* Work required
Note each line of the listing that contains the string "vyjádřením", and copy it.

* Source data
※ ※ ※

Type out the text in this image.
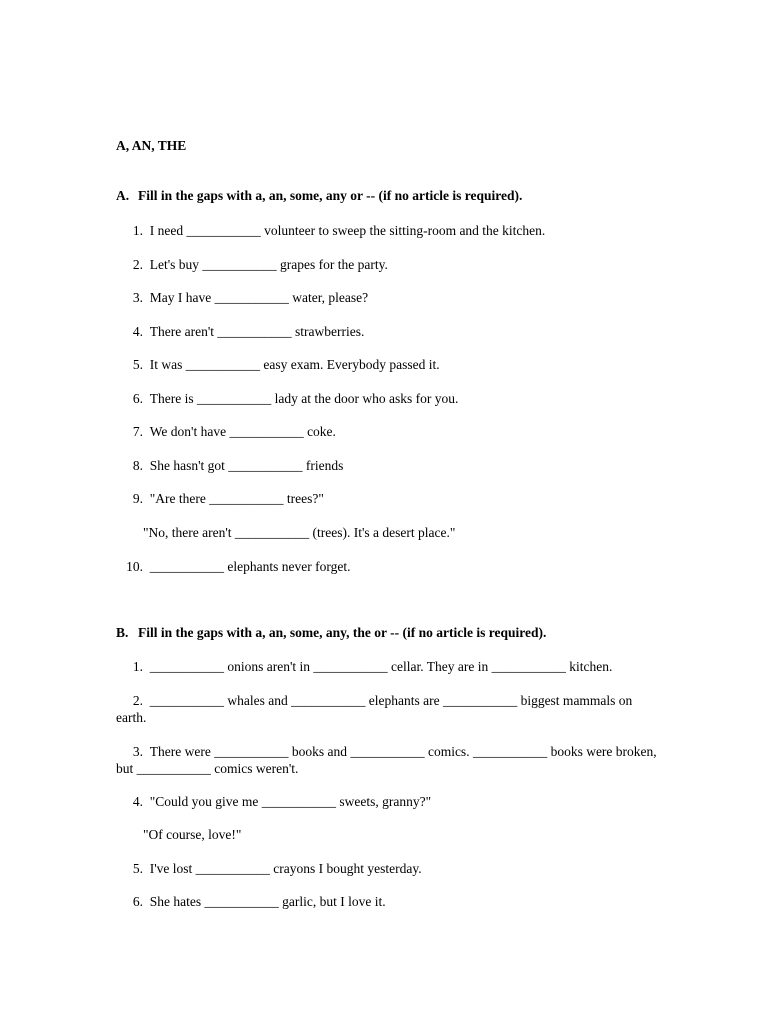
A, AN, THE
A. Fill in the gaps with a, an, some, any or -- (if no article is required).
1. I need ___________ volunteer to sweep the sitting-room and the kitchen.
2. Let's buy ___________ grapes for the party.
3. May I have ___________ water, please?
4. There aren't ___________ strawberries.
5. It was ___________ easy exam. Everybody passed it.
6. There is ___________ lady at the door who asks for you.
7. We don't have ___________ coke.
8. She hasn't got ___________ friends
9. "Are there ___________ trees?"
"No, there aren't ___________ (trees). It's a desert place."
10. ___________ elephants never forget.
B. Fill in the gaps with a, an, some, any, the or -- (if no article is required).
1. ___________ onions aren't in ___________ cellar. They are in ___________ kitchen.
2. ___________ whales and ___________ elephants are ___________ biggest mammals on earth.
3. There were ___________ books and ___________ comics. ___________ books were broken, but ___________ comics weren't.
4. "Could you give me ___________ sweets, granny?"
"Of course, love!"
5. I've lost ___________ crayons I bought yesterday.
6. She hates ___________ garlic, but I love it.
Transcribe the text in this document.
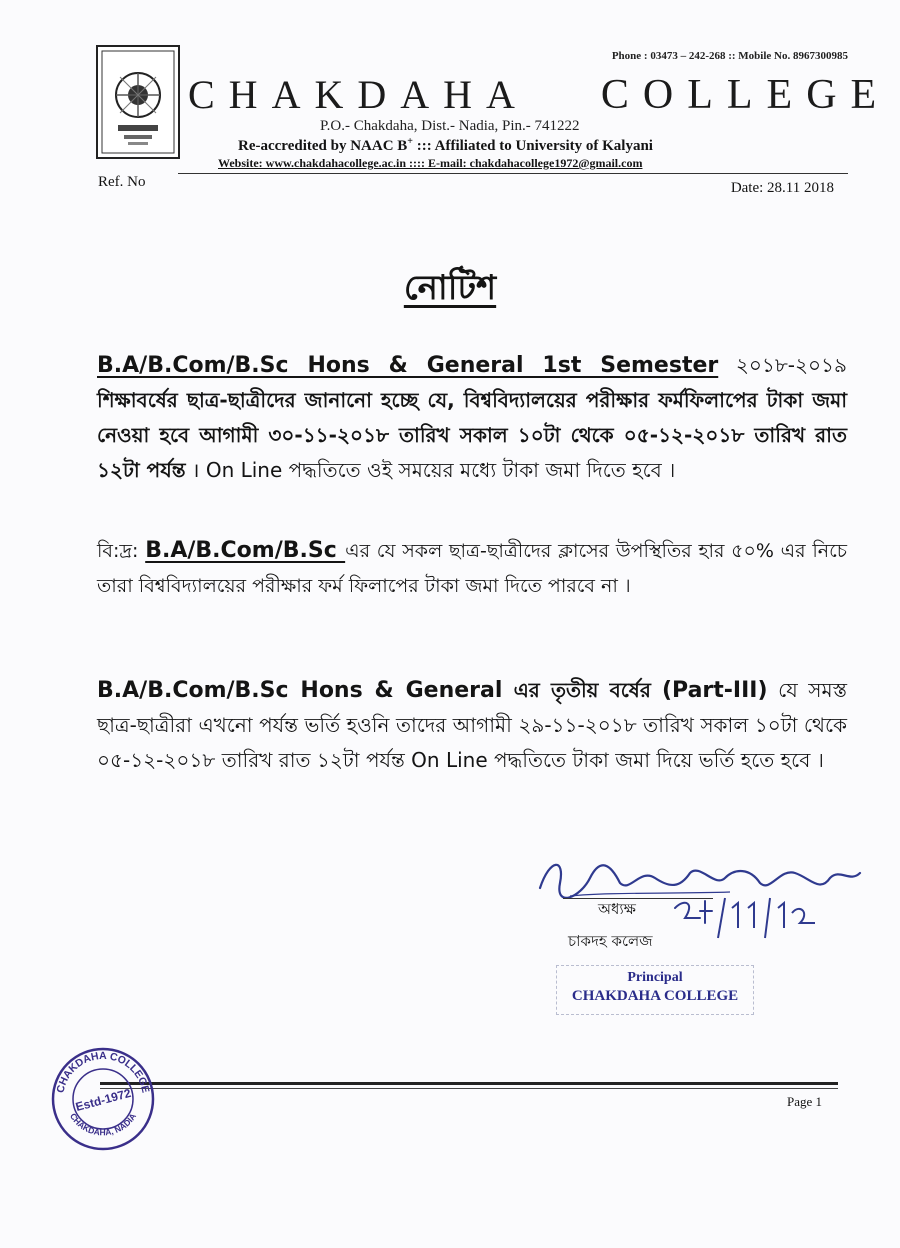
Phone : 03473 – 242-268 :: Mobile No. 8967300985
CHAKDAHA COLLEGE
P.O.- Chakdaha, Dist.- Nadia, Pin.- 741222
Re-accredited by NAAC B+ ::: Affiliated to University of Kalyani
Website: www.chakdahacollege.ac.in :::: E-mail: chakdahacollege1972@gmail.com
Ref. No	Date: 28.11 2018
নোটিশ
B.A/B.Com/B.Sc Hons & General 1st Semester ২০১৮-২০১৯ শিক্ষাবর্ষের ছাত্র-ছাত্রীদের জানানো হচ্ছে যে, বিশ্ববিদ্যালয়ের পরীক্ষার ফর্মফিলাপের টাকা জমা নেওয়া হবে আগামী ৩০-১১-২০১৮ তারিখ সকাল ১০টা থেকে ০৫-১২-২০১৮ তারিখ রাত ১২টা পর্যন্ত । On Line পদ্ধতিতে ওই সময়ের মধ্যে টাকা জমা দিতে হবে ।
বি:দ্র: B.A/B.Com/B.Sc এর যে সকল ছাত্র-ছাত্রীদের ক্লাসের উপস্থিতির হার ৫০% এর নিচে তারা বিশ্ববিদ্যালয়ের পরীক্ষার ফর্ম ফিলাপের টাকা জমা দিতে পারবে না ।
B.A/B.Com/B.Sc Hons & General এর তৃতীয় বর্ষের (Part-III) যে সমস্ত ছাত্র-ছাত্রীরা এখনো পর্যন্ত ভর্তি হওনি তাদের আগামী ২৯-১১-২০১৮ তারিখ সকাল ১০টা থেকে ০৫-১২-২০১৮ তারিখ রাত ১২টা পর্যন্ত On Line পদ্ধতিতে টাকা জমা দিয়ে ভর্তি হতে হবে ।
অধ্যক্ষ
চাকদহ কলেজ
Principal
CHAKDAHA COLLEGE
Page 1
CHAKDAHA COLLEGE
CHAKDAHA, NADIA
Estd-1972
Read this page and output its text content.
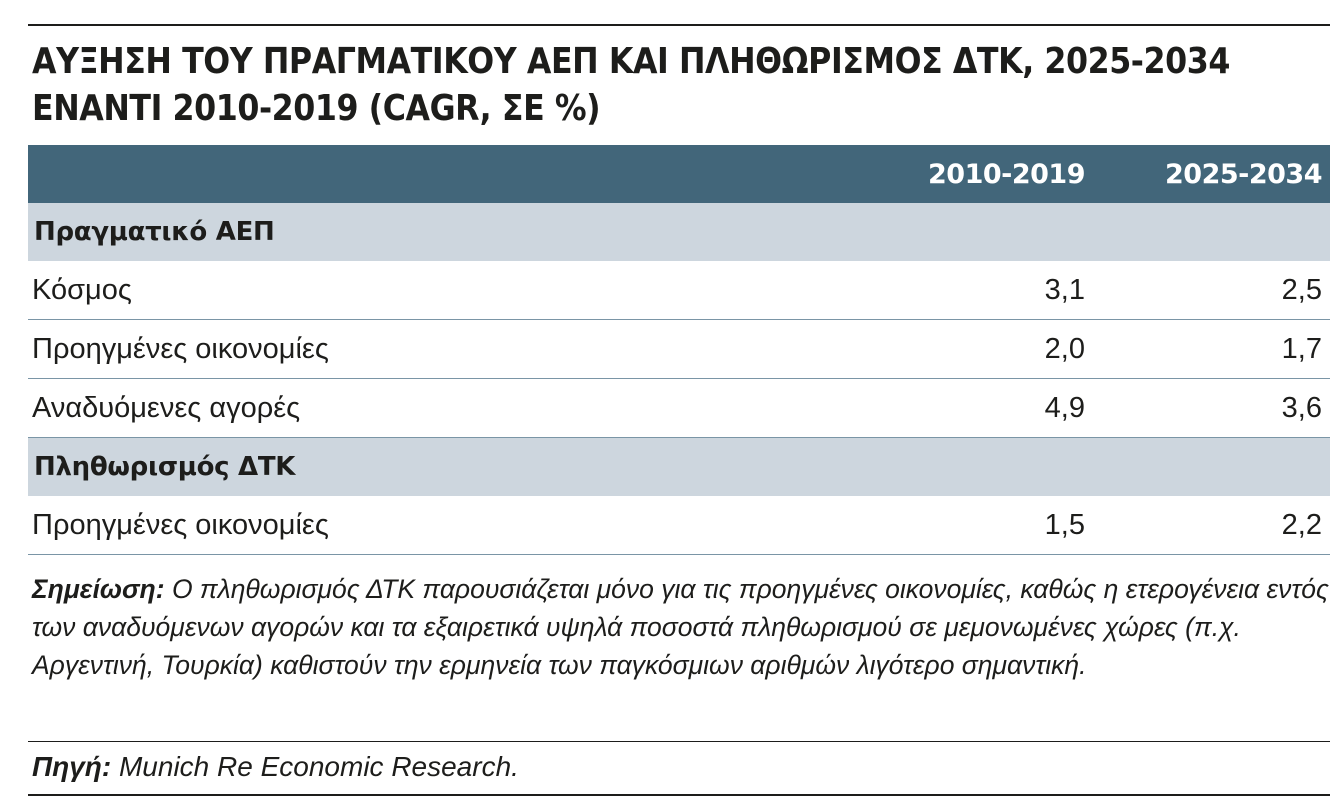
ΑΥΞΗΣΗ ΤΟΥ ΠΡΑΓΜΑΤΙΚΟΥ ΑΕΠ ΚΑΙ ΠΛΗΘΩΡΙΣΜΟΣ ΔΤΚ, 2025-2034
ΕΝΑΝΤΙ 2010-2019 (CAGR, ΣΕ %)
	2010-2019	2025-2034
Πραγματικό ΑΕΠ		
Κόσμος	3,1	2,5
Προηγμένες οικονομίες	2,0	1,7
Αναδυόμενες αγορές	4,9	3,6
Πληθωρισμός ΔΤΚ		
Προηγμένες οικονομίες	1,5	2,2
Σημείωση: Ο πληθωρισμός ΔΤΚ παρουσιάζεται μόνο για τις προηγμένες οικονομίες, καθώς η ετερογένεια εντός των αναδυόμενων αγορών και τα εξαιρετικά υψηλά ποσοστά πληθωρισμού σε μεμονωμένες χώρες (π.χ. Αργεντινή, Τουρκία) καθιστούν την ερμηνεία των παγκόσμιων αριθμών λιγότερο σημαντική.
Πηγή: Munich Re Economic Research.
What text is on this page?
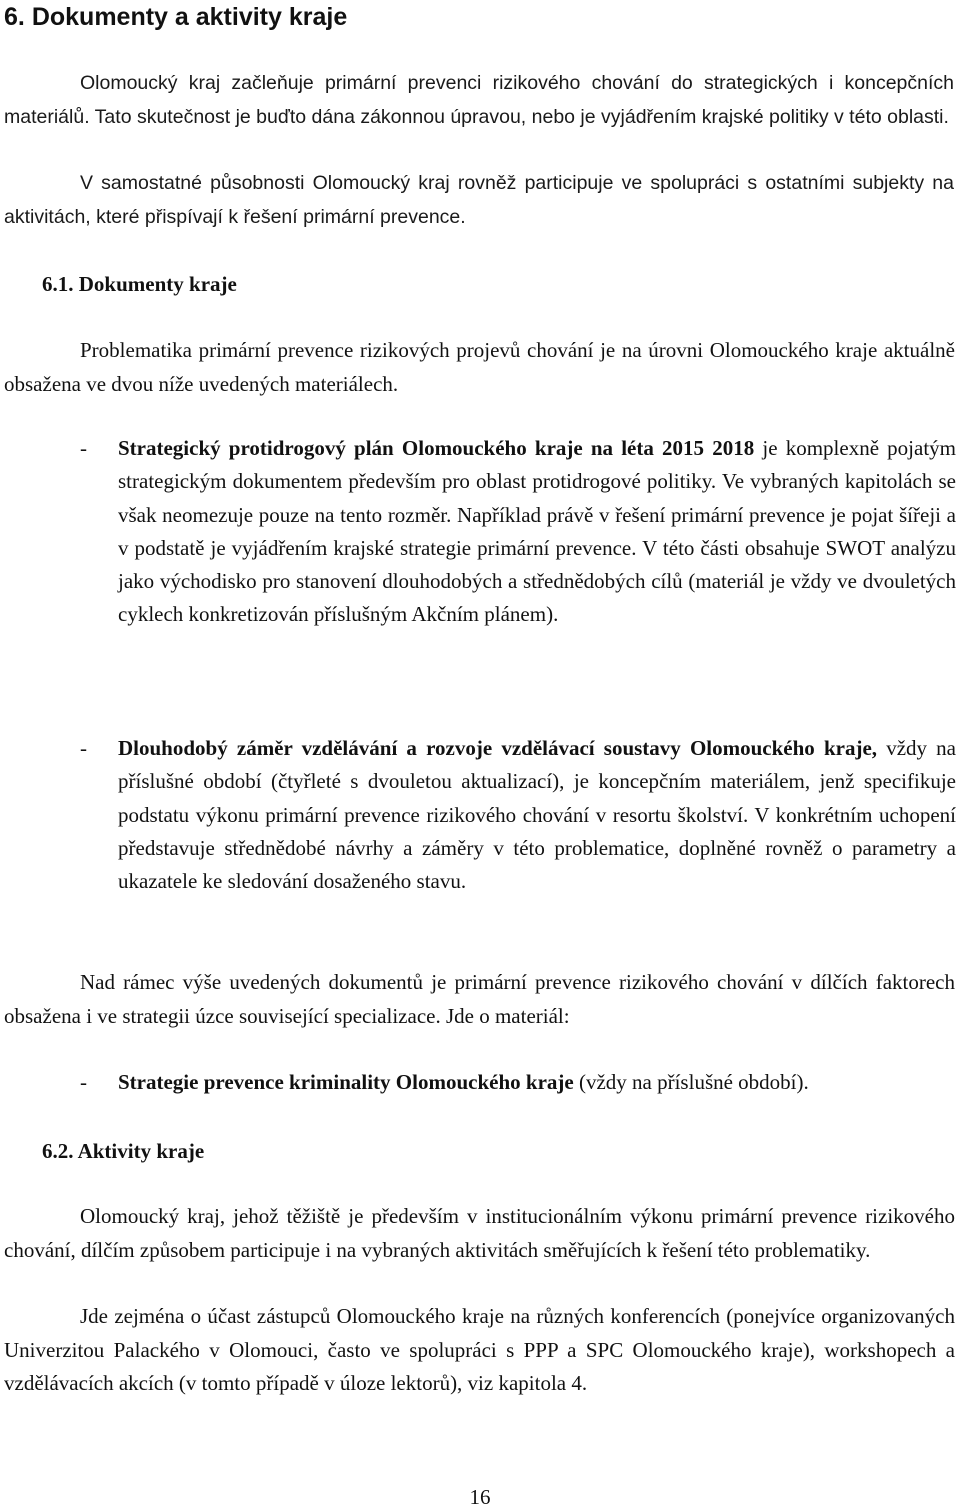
6. Dokumenty a aktivity kraje

Olomoucký kraj začleňuje primární prevenci rizikového chování do strategických i koncepčních materiálů. Tato skutečnost je buďto dána zákonnou úpravou, nebo je vyjádřením krajské politiky v této oblasti.

V samostatné působnosti Olomoucký kraj rovněž participuje ve spolupráci s ostatními subjekty na aktivitách, které přispívají k řešení primární prevence.

6.1. Dokumenty kraje

Problematika primární prevence rizikových projevů chování je na úrovni Olomouckého kraje aktuálně obsažena ve dvou níže uvedených materiálech.

- Strategický protidrogový plán Olomouckého kraje na léta 2015 2018 je komplexně pojatým strategickým dokumentem především pro oblast protidrogové politiky. Ve vybraných kapitolách se však neomezuje pouze na tento rozměr. Například právě v řešení primární prevence je pojat šířeji a v podstatě je vyjádřením krajské strategie primární prevence. V této části obsahuje SWOT analýzu jako východisko pro stanovení dlouhodobých a střednědobých cílů (materiál je vždy ve dvouletých cyklech konkretizován příslušným Akčním plánem).

- Dlouhodobý záměr vzdělávání a rozvoje vzdělávací soustavy Olomouckého kraje, vždy na příslušné období (čtyřleté s dvouletou aktualizací), je koncepčním materiálem, jenž specifikuje podstatu výkonu primární prevence rizikového chování v resortu školství. V konkrétním uchopení představuje střednědobé návrhy a záměry v této problematice, doplněné rovněž o parametry a ukazatele ke sledování dosaženého stavu.

Nad rámec výše uvedených dokumentů je primární prevence rizikového chování v dílčích faktorech obsažena i ve strategii úzce související specializace. Jde o materiál:

- Strategie prevence kriminality Olomouckého kraje (vždy na příslušné období).

6.2. Aktivity kraje

Olomoucký kraj, jehož těžiště je především v institucionálním výkonu primární prevence rizikového chování, dílčím způsobem participuje i na vybraných aktivitách směřujících k řešení této problematiky.

Jde zejména o účast zástupců Olomouckého kraje na různých konferencích (ponejvíce organizovaných Univerzitou Palackého v Olomouci, často ve spolupráci s PPP a SPC Olomouckého kraje), workshopech a vzdělávacích akcích (v tomto případě v úloze lektorů), viz kapitola 4.

16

※ ※ ※

* Task output
Olomoucký kraj začleňuje primární prevenci rizikového chování do strategických i koncepčních materiálů. Tato skutečnost je buďto dána zákonnou úpravou, nebo je vyjádřením krajské politiky v této oblasti.
- Strategický protidrogový plán Olomouckého kraje na léta 2015 2018 je komplexně pojatým strategickým dokumentem především pro oblast protidrogové politiky. Ve vybraných kapitolách se však neomezuje pouze na tento rozměr. Například právě v řešení primární prevence je pojat šířeji a v podstatě je vyjádřením krajské strategie primární prevence. V této části obsahuje SWOT analýzu jako východisko pro stanovení dlouhodobých a střednědobých cílů (materiál je vždy ve dvouletých cyklech konkretizován příslušným Akčním plánem).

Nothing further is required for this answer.